**Work to complete**: Copy all lines holding the word "Cube" from the entries.

Dataset excerpt:
------------------------------

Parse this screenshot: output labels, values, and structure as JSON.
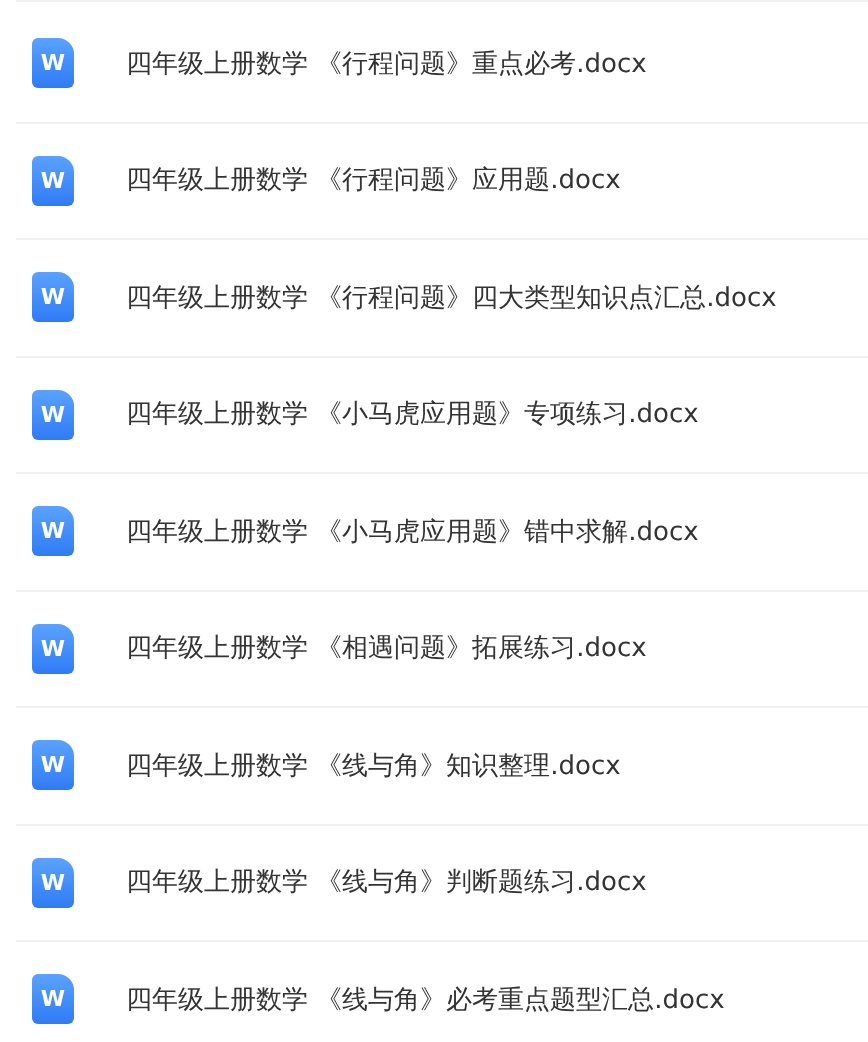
{
  "files": [
    {
      "icon_letter": "W",
      "name": "四年级上册数学 《行程问题》重点必考.docx"
    },
    {
      "icon_letter": "W",
      "name": "四年级上册数学 《行程问题》应用题.docx"
    },
    {
      "icon_letter": "W",
      "name": "四年级上册数学 《行程问题》四大类型知识点汇总.docx"
    },
    {
      "icon_letter": "W",
      "name": "四年级上册数学 《小马虎应用题》专项练习.docx"
    },
    {
      "icon_letter": "W",
      "name": "四年级上册数学 《小马虎应用题》错中求解.docx"
    },
    {
      "icon_letter": "W",
      "name": "四年级上册数学 《相遇问题》拓展练习.docx"
    },
    {
      "icon_letter": "W",
      "name": "四年级上册数学 《线与角》知识整理.docx"
    },
    {
      "icon_letter": "W",
      "name": "四年级上册数学 《线与角》判断题练习.docx"
    },
    {
      "icon_letter": "W",
      "name": "四年级上册数学 《线与角》必考重点题型汇总.docx"
    }
  ]
}
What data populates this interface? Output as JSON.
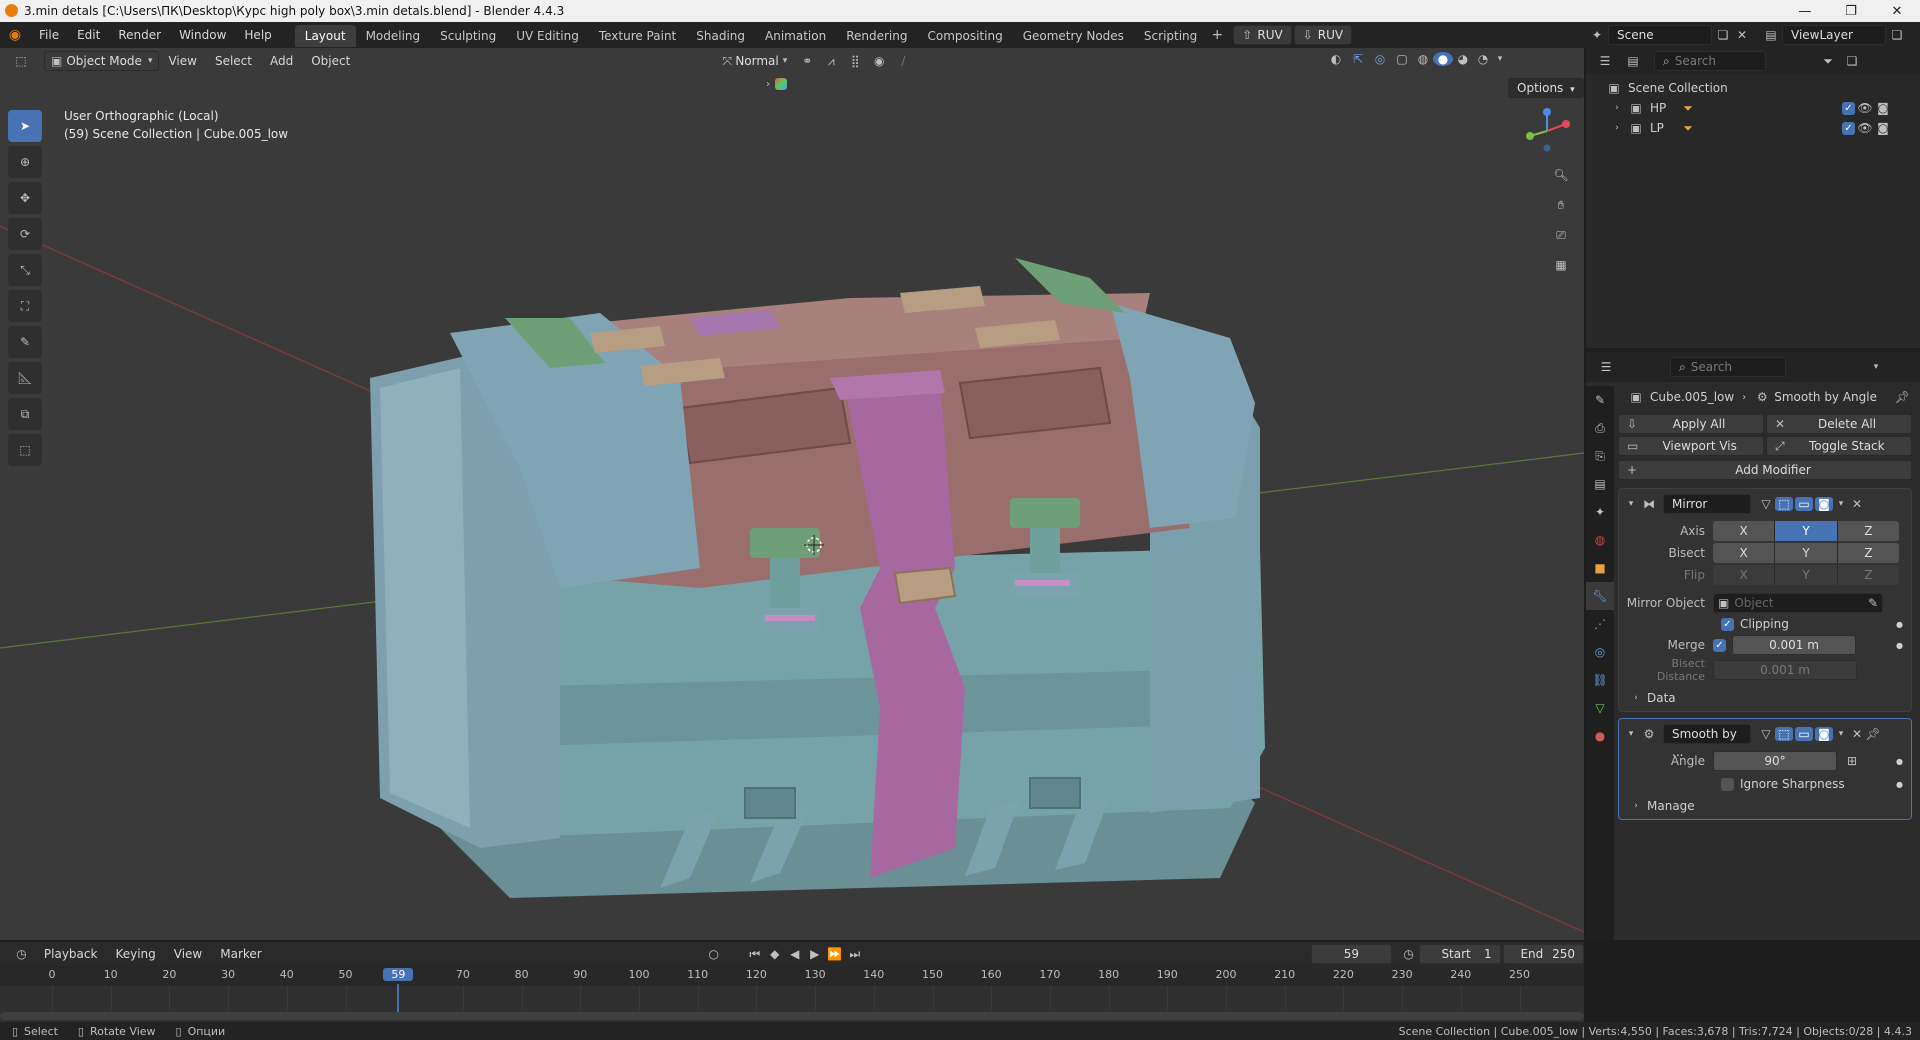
{
  "window": {
    "title": "3.min detals [C:\\Users\\ПК\\Desktop\\Курс high poly box\\3.min detals.blend] - Blender 4.4.3"
  },
  "menu": [
    "File",
    "Edit",
    "Render",
    "Window",
    "Help"
  ],
  "workspaces": [
    "Layout",
    "Modeling",
    "Sculpting",
    "UV Editing",
    "Texture Paint",
    "Shading",
    "Animation",
    "Rendering",
    "Compositing",
    "Geometry Nodes",
    "Scripting"
  ],
  "topright": {
    "ruv1": "RUV",
    "ruv2": "RUV",
    "scene": "Scene",
    "viewlayer": "ViewLayer"
  },
  "viewport": {
    "mode": "Object Mode",
    "menus": [
      "View",
      "Select",
      "Add",
      "Object"
    ],
    "orientation": "Normal",
    "options": "Options",
    "info_line1": "User Orthographic (Local)",
    "info_line2": "(59) Scene Collection | Cube.005_low"
  },
  "outliner": {
    "search_placeholder": "Search",
    "root": "Scene Collection",
    "items": [
      "HP",
      "LP"
    ]
  },
  "properties": {
    "search_placeholder": "Search",
    "breadcrumb_object": "Cube.005_low",
    "breadcrumb_modifier": "Smooth by Angle",
    "apply_all": "Apply All",
    "delete_all": "Delete All",
    "viewport_vis": "Viewport Vis",
    "toggle_stack": "Toggle Stack",
    "add_modifier": "Add Modifier",
    "mirror": {
      "name": "Mirror",
      "axis_label": "Axis",
      "bisect_label": "Bisect",
      "flip_label": "Flip",
      "x": "X",
      "y": "Y",
      "z": "Z",
      "mirror_object_label": "Mirror Object",
      "mirror_object_placeholder": "Object",
      "clipping": "Clipping",
      "merge_label": "Merge",
      "merge_value": "0.001 m",
      "bisect_distance_label": "Bisect Distance",
      "bisect_distance_value": "0.001 m",
      "data": "Data"
    },
    "smooth": {
      "name": "Smooth by ...",
      "angle_label": "Angle",
      "angle_value": "90°",
      "ignore_sharpness": "Ignore Sharpness",
      "manage": "Manage"
    }
  },
  "timeline": {
    "menus": [
      "Playback",
      "Keying",
      "View",
      "Marker"
    ],
    "current_frame": "59",
    "start_label": "Start",
    "start_value": "1",
    "end_label": "End",
    "end_value": "250",
    "ticks": [
      "0",
      "10",
      "20",
      "30",
      "40",
      "50",
      "59",
      "70",
      "80",
      "90",
      "100",
      "110",
      "120",
      "130",
      "140",
      "150",
      "160",
      "170",
      "180",
      "190",
      "200",
      "210",
      "220",
      "230",
      "240",
      "250"
    ]
  },
  "status": {
    "select": "Select",
    "rotate": "Rotate View",
    "options": "Опции",
    "stats": "Scene Collection | Cube.005_low | Verts:4,550 | Faces:3,678 | Tris:7,724 | Objects:0/28 | 4.4.3"
  },
  "colors": {
    "accent": "#4772b3",
    "box_blue": "#7fa7b5",
    "box_teal": "#6e9c9c",
    "lid_red": "#9a6e6c",
    "strap_purple": "#a7679f",
    "handle_green": "#6f9f77",
    "tan": "#b79d82"
  }
}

------------------------------

**Expected output**:
    "info_line2": "(59) Scene Collection | Cube.005_low"
    "breadcrumb_object": "Cube.005_low",
    "stats": "Scene Collection | Cube.005_low | Verts:4,550 | Faces:3,678 | Tris:7,724 | Objects:0/28 | 4.4.3"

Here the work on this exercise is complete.